__Dataset__.
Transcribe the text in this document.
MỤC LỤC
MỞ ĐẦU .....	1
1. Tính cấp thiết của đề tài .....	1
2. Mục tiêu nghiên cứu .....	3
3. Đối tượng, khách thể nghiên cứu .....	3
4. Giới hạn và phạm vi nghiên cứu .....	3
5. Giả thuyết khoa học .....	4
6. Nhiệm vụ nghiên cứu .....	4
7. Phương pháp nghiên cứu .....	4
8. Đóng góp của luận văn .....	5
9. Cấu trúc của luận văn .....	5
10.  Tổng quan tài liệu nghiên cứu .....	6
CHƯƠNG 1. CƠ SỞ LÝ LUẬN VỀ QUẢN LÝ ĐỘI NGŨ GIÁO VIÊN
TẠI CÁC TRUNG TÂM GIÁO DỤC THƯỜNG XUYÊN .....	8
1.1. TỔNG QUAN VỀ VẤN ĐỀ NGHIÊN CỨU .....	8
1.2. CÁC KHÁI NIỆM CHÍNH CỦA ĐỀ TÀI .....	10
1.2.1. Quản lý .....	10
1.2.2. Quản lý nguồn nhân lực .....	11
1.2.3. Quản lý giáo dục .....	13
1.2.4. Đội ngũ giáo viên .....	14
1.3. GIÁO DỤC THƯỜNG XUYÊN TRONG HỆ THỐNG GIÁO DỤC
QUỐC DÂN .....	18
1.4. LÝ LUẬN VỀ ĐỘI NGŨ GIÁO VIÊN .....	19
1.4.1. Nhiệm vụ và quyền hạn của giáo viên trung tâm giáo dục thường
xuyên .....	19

__Task__. Identify and copy the lines holding the word "Nhiệm".

__Written response__.
6. Nhiệm vụ nghiên cứu .....	4
1.4.1. Nhiệm vụ và quyền hạn của giáo viên trung tâm giáo dục thường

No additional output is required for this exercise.